— start of Data for the task —
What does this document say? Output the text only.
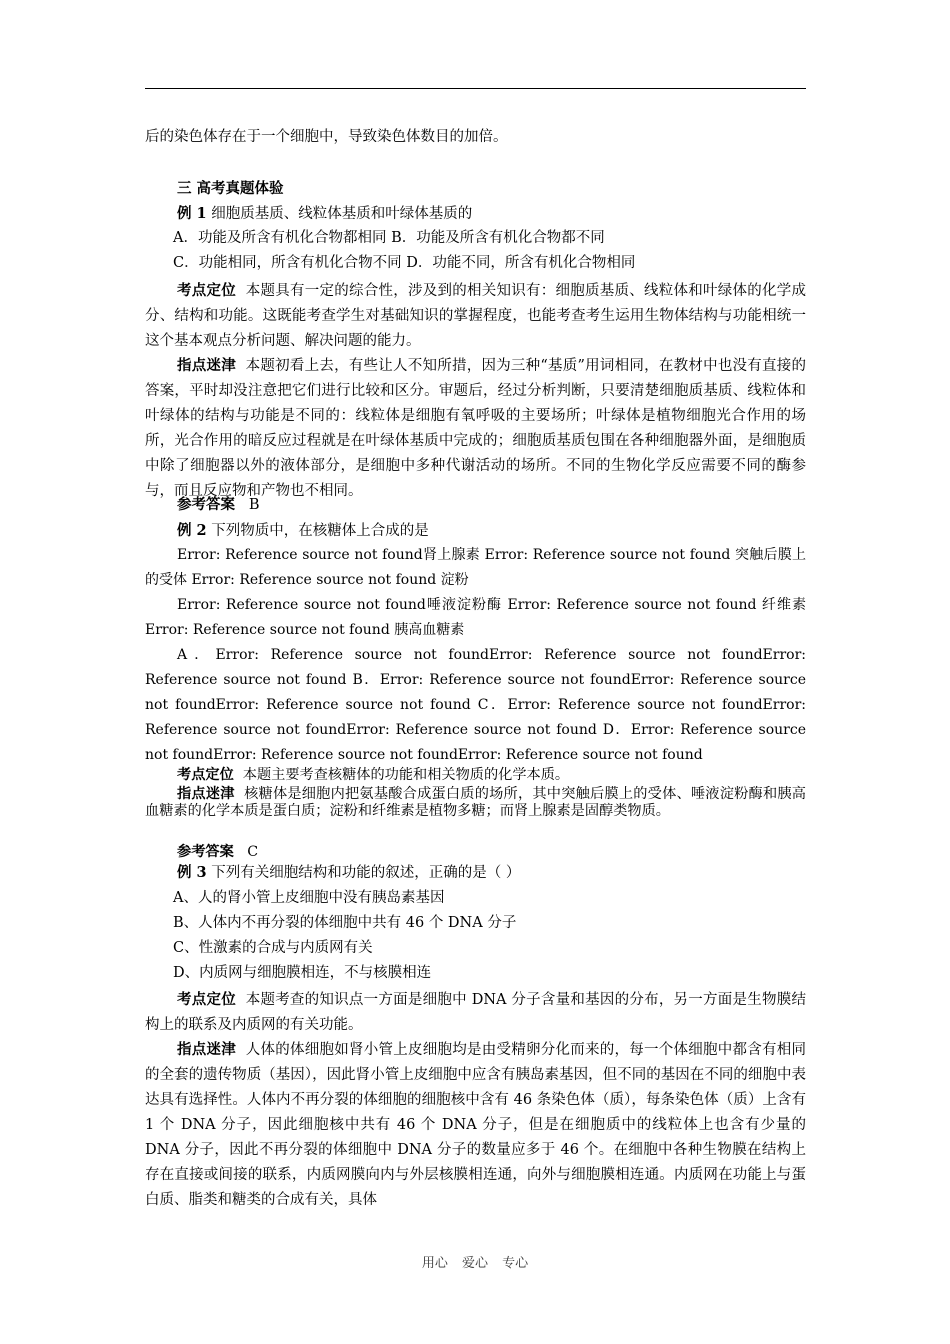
后的染色体存在于一个细胞中，导致染色体数目的加倍。

三 高考真题体验

例 1 细胞质基质、线粒体基质和叶绿体基质的

A．功能及所含有机化合物都相同 B．功能及所含有机化合物都不同

C．功能相同，所含有机化合物不同 D．功能不同，所含有机化合物相同

考点定位 本题具有一定的综合性，涉及到的相关知识有：细胞质基质、线粒体和叶绿体的化学成分、结构和功能。这既能考查学生对基础知识的掌握程度，也能考查考生运用生物体结构与功能相统一这个基本观点分析问题、解决问题的能力。

指点迷津 本题初看上去，有些让人不知所措，因为三种“基质”用词相同，在教材中也没有直接的答案，平时却没注意把它们进行比较和区分。审题后，经过分析判断，只要清楚细胞质基质、线粒体和叶绿体的结构与功能是不同的：线粒体是细胞有氧呼吸的主要场所；叶绿体是植物细胞光合作用的场所，光合作用的暗反应过程就是在叶绿体基质中完成的；细胞质基质包围在各种细胞器外面，是细胞质中除了细胞器以外的液体部分，是细胞中多种代谢活动的场所。不同的生物化学反应需要不同的酶参与，而且反应物和产物也不相同。

参考答案 B

例 2 下列物质中，在核糖体上合成的是

Error: Reference source not found肾上腺素 Error: Reference source not found 突触后膜上的受体 Error: Reference source not found 淀粉

Error: Reference source not found唾液淀粉酶 Error: Reference source not found 纤维素 Error: Reference source not found 胰高血糖素

A．Error: Reference source not foundError: Reference source not foundError: Reference source not found B．Error: Reference source not foundError: Reference source not foundError: Reference source not found C．Error: Reference source not foundError: Reference source not foundError: Reference source not found D．Error: Reference source not foundError: Reference source not foundError: Reference source not found

考点定位 本题主要考查核糖体的功能和相关物质的化学本质。

指点迷津 核糖体是细胞内把氨基酸合成蛋白质的场所，其中突触后膜上的受体、唾液淀粉酶和胰高血糖素的化学本质是蛋白质；淀粉和纤维素是植物多糖；而肾上腺素是固醇类物质。

参考答案 C

例 3 下列有关细胞结构和功能的叙述，正确的是（ ）

A、人的肾小管上皮细胞中没有胰岛素基因

B、人体内不再分裂的体细胞中共有 46 个 DNA 分子

C、性激素的合成与内质网有关

D、内质网与细胞膜相连，不与核膜相连

考点定位 本题考查的知识点一方面是细胞中 DNA 分子含量和基因的分布，另一方面是生物膜结构上的联系及内质网的有关功能。

指点迷津 人体的体细胞如肾小管上皮细胞均是由受精卵分化而来的，每一个体细胞中都含有相同的全套的遗传物质（基因），因此肾小管上皮细胞中应含有胰岛素基因，但不同的基因在不同的细胞中表达具有选择性。人体内不再分裂的体细胞的细胞核中含有 46 条染色体（质），每条染色体（质）上含有 1 个 DNA 分子，因此细胞核中共有 46 个 DNA 分子，但是在细胞质中的线粒体上也含有少量的 DNA 分子，因此不再分裂的体细胞中 DNA 分子的数量应多于 46 个。在细胞中各种生物膜在结构上存在直接或间接的联系，内质网膜向内与外层核膜相连通，向外与细胞膜相连通。内质网在功能上与蛋白质、脂类和糖类的合成有关，具体

用心 爱心 专心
— end of Data for the task —
Find every line of the data that holds the string "found", then say how many there are and nothing else.

3